((

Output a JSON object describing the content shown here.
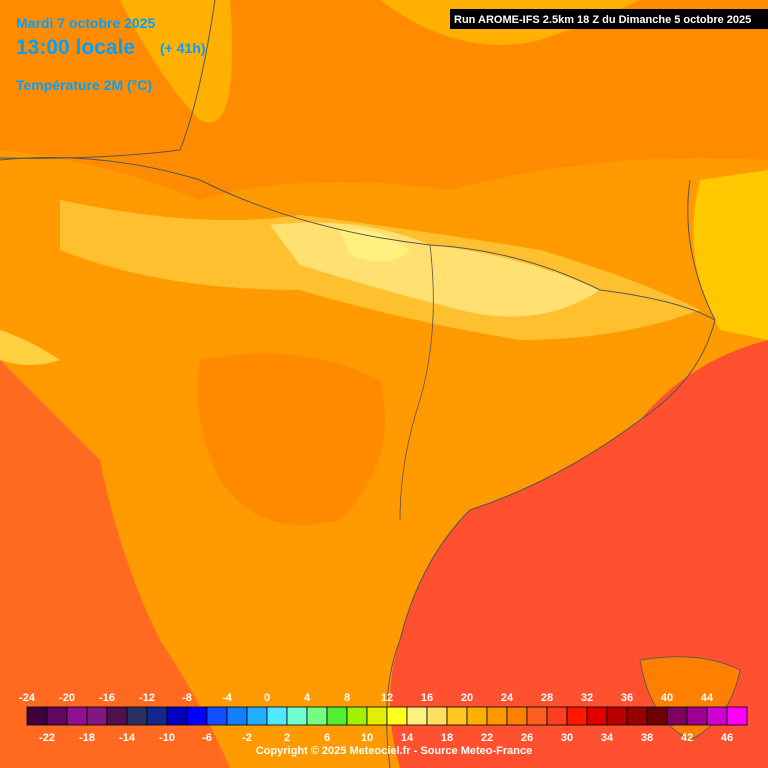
{
  "header": {
    "date": "Mardi 7 octobre 2025",
    "time": "13:00 locale",
    "lead": "(+ 41h)",
    "field": "Température 2M (°C)",
    "run": "Run AROME-IFS 2.5km 18 Z du Dimanche 5 octobre 2025"
  },
  "legend": {
    "labels": [
      -24,
      -22,
      -20,
      -18,
      -16,
      -14,
      -12,
      -10,
      -8,
      -6,
      -4,
      -2,
      0,
      2,
      4,
      6,
      8,
      10,
      12,
      14,
      16,
      18,
      20,
      22,
      24,
      26,
      28,
      30,
      32,
      34,
      36,
      38,
      40,
      42,
      44,
      46
    ],
    "colors": [
      "#400040",
      "#600860",
      "#901090",
      "#801880",
      "#501050",
      "#283060",
      "#102890",
      "#0000c0",
      "#0000ff",
      "#1050ff",
      "#1080ff",
      "#20b0ff",
      "#50e8ff",
      "#70ffd0",
      "#70ff80",
      "#50f030",
      "#a0f000",
      "#e0f000",
      "#ffff20",
      "#fff080",
      "#ffe060",
      "#ffc820",
      "#ffb000",
      "#ff9800",
      "#ff8000",
      "#ff6020",
      "#ff4020",
      "#ff1800",
      "#e00000",
      "#b80000",
      "#980000",
      "#700000",
      "#800060",
      "#a00090",
      "#d000d0",
      "#ff00ff"
    ]
  },
  "footer": {
    "copyright": "Copyright © 2025 Meteociel.fr - Source Meteo-France"
  }
}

))

- **What is asked**:
Quote the data exactly, leaving every image out of the copy.

- **Exercise response**:
Output a JSON object describing the content shown here.
{
  "header": {
    "date": "Mardi 7 octobre 2025",
    "time": "13:00 locale",
    "lead": "(+ 41h)",
    "field": "Température 2M (°C)",
    "run": "Run AROME-IFS 2.5km 18 Z du Dimanche 5 octobre 2025"
  },
  "legend": {
    "labels": [
      -24,
      -22,
      -20,
      -18,
      -16,
      -14,
      -12,
      -10,
      -8,
      -6,
      -4,
      -2,
      0,
      2,
      4,
      6,
      8,
      10,
      12,
      14,
      16,
      18,
      20,
      22,
      24,
      26,
      28,
      30,
      32,
      34,
      36,
      38,
      40,
      42,
      44,
      46
    ],
    "colors": [
      "#400040",
      "#600860",
      "#901090",
      "#801880",
      "#501050",
      "#283060",
      "#102890",
      "#0000c0",
      "#0000ff",
      "#1050ff",
      "#1080ff",
      "#20b0ff",
      "#50e8ff",
      "#70ffd0",
      "#70ff80",
      "#50f030",
      "#a0f000",
      "#e0f000",
      "#ffff20",
      "#fff080",
      "#ffe060",
      "#ffc820",
      "#ffb000",
      "#ff9800",
      "#ff8000",
      "#ff6020",
      "#ff4020",
      "#ff1800",
      "#e00000",
      "#b80000",
      "#980000",
      "#700000",
      "#800060",
      "#a00090",
      "#d000d0",
      "#ff00ff"
    ]
  },
  "footer": {
    "copyright": "Copyright © 2025 Meteociel.fr - Source Meteo-France"
  }
}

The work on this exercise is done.